Tarefa 1 = Por favor, copie do texto sobre os dividendos da Petrobrás o trecho que começa em "O patrimônio líquido" e termina em "imediatistas de acionistas.".
Tarefa 2 = De acordo com o texto sobre os dividendos da Petrobrás, quanto a empresa lucrou em 2020?
Tarefa 3 = Com base no texto sobre os dividendos da Petrobrás, explique em uma a três frases por que, para o economista Eric Gil Dantas, a política de dividendos da empresa concentra renda.

O patrimônio líquido é uma espécie de poupança de empresas. Serve geralmente para pagar investimentos, os quais, no longo prazo, tendem a garantir mais lucros.
No caso da Petrobrás, com mais dividendos e menos patrimônio, o investimento está limitado. A Anapetro teme que isso possa comprometer o futuro da empresa em prol de interesses imediatistas de acionistas.
Isso é um verdadeiro crime lesa-pátria
Por isso, a associação e a Federação Única dos Petroleiros (FUP) informaram que vão questionar na Justiça o pagamento de dividendos tão altos.
“Isso é um verdadeiro crime lesa-pátria”, reclamou o coordenador-geral da FUP, Deyvid Bacelar. “Em 2022 serão R$ 180 bilhões de adiantamento de dividendos referentes a 2022, mais R$ 37 bilhões pagos no primeiro semestre, relativos a restos a pagar de dividendos de 2021. Ou seja, a Petrobras vai distribuir mais de R$ 210 bilhões a acionistas.”
Para o economista Eric Gil Dantas, do Observatório Social do Petróleo (OSP), a atual política de pagamentos de dividendos da Petrobrás é hoje “um dos maiores programas de concentração de renda e de evasão de divisas no país”.
“A gente concentra renda porque o lucro da Petrobrás vem dos preços elevados de gasolina e gás pagos pela população. Ainda perde dinheiro porque boa parte dos dividendos da Petrobrás vai para o exterior”, complementou.
Atualmente, mais de 45% dos acionistas da estatal são estrangeiros. O governo, que é o controlador da empresa, tem 36% das ações.
Efeito Bolsonaro
Foi no governo Bolsonaro que a Petrobrás pagou, pela primeira vez em sua história, mais dividendos do que o total de seu lucro. Segundo um estudo do Departamento Intersindical de Estatística e Estudos Socioeconômicos (Dieese), de 1995 a 2018, a Petrobrás distribuiu a seus investidores, em média, 30% dos seus ganhos anuais.
Sob Bolsonaro, a empresa aprofundou sua busca pelo lucro vendendo combustível no Brasil a preços internacionais e ainda passou a destinar esse ganho quase que diretamente a acionistas. Em 2020, por exemplo, a empresa lucrou R$ 7,1 bilhões. Distribuiu a investidores R$ 10,3 bilhões – ou seja, 145% do ganho anual.
Em 2021 e 2022, a lucratividade da companhia disparou junto com o preço do barril de petróleo mundo afora. Alinhada com interesses de grandes bancos de investimento, a Petrobrás manteve a estratégia de pagar elevados dividendos.
Em agosto, inclusive, ela acabou eleita a empresa que mais remunera acionistas no mundo, segundo dados da gestora de investimentos Janus Henderson.

Dados do conjunto =
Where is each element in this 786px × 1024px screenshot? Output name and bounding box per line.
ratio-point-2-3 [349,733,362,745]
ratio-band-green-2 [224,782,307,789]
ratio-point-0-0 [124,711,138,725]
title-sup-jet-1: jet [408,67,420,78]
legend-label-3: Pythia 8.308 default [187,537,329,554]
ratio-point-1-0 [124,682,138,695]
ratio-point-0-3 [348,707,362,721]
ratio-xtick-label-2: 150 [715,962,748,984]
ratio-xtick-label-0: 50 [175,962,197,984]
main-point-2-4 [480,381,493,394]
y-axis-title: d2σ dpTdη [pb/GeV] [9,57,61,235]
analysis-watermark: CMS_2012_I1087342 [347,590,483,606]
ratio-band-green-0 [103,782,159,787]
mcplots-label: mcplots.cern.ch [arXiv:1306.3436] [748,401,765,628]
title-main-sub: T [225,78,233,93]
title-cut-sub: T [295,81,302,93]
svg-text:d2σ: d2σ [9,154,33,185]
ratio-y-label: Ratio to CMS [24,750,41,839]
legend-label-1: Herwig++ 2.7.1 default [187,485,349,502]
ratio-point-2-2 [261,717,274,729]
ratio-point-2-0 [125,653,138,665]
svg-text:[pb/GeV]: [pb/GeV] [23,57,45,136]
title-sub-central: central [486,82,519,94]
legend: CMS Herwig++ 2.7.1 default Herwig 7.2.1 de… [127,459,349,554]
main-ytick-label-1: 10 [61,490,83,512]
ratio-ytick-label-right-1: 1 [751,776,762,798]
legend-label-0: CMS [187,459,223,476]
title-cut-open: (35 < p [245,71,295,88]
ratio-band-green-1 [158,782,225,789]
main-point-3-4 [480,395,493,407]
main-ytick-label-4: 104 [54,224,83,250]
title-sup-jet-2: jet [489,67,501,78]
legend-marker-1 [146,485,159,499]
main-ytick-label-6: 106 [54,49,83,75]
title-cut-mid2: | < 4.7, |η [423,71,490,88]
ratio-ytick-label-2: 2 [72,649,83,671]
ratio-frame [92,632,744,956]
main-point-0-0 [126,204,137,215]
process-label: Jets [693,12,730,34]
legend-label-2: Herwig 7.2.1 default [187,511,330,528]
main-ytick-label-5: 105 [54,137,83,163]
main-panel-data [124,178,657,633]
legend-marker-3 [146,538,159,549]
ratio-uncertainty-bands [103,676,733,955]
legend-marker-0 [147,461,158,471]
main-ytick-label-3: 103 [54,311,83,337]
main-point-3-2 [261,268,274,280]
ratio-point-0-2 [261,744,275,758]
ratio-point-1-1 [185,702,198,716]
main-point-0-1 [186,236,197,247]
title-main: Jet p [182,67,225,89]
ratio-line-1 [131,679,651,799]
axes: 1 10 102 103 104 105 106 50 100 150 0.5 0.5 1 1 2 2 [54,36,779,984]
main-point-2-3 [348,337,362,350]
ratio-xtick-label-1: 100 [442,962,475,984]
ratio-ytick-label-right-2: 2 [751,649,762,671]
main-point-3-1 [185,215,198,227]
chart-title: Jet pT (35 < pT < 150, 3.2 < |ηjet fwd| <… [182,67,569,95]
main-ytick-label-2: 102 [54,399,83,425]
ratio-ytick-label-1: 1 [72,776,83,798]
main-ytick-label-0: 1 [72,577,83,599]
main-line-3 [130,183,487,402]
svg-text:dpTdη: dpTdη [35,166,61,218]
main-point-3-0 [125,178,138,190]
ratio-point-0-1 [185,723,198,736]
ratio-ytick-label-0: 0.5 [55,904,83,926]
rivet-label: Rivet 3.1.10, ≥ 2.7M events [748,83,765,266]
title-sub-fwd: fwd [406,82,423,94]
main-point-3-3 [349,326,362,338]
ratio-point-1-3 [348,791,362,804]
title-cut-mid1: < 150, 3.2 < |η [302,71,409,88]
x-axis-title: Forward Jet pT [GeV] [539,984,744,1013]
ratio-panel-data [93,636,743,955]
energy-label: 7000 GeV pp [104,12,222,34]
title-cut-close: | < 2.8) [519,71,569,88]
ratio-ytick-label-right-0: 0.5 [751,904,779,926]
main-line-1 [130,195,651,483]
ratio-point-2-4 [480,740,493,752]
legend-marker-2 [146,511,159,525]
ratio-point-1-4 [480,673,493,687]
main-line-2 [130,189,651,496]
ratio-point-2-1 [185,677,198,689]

Resposta 1 =
O patrimônio líquido é uma espécie de poupança de empresas. Serve geralmente para pagar investimentos, os quais, no longo prazo, tendem a garantir mais lucros.
No caso da Petrobrás, com mais dividendos e menos patrimônio, o investimento está limitado. A Anapetro teme que isso possa comprometer o futuro da empresa em prol de interesses imediatistas de acionistas.

Resposta 2 = R$ 7,1 bilhões.

Resposta 3 = Segundo ele, a política concentra renda porque o lucro da Petrobrás vem dos preços elevados de gasolina e gás pagos pela população.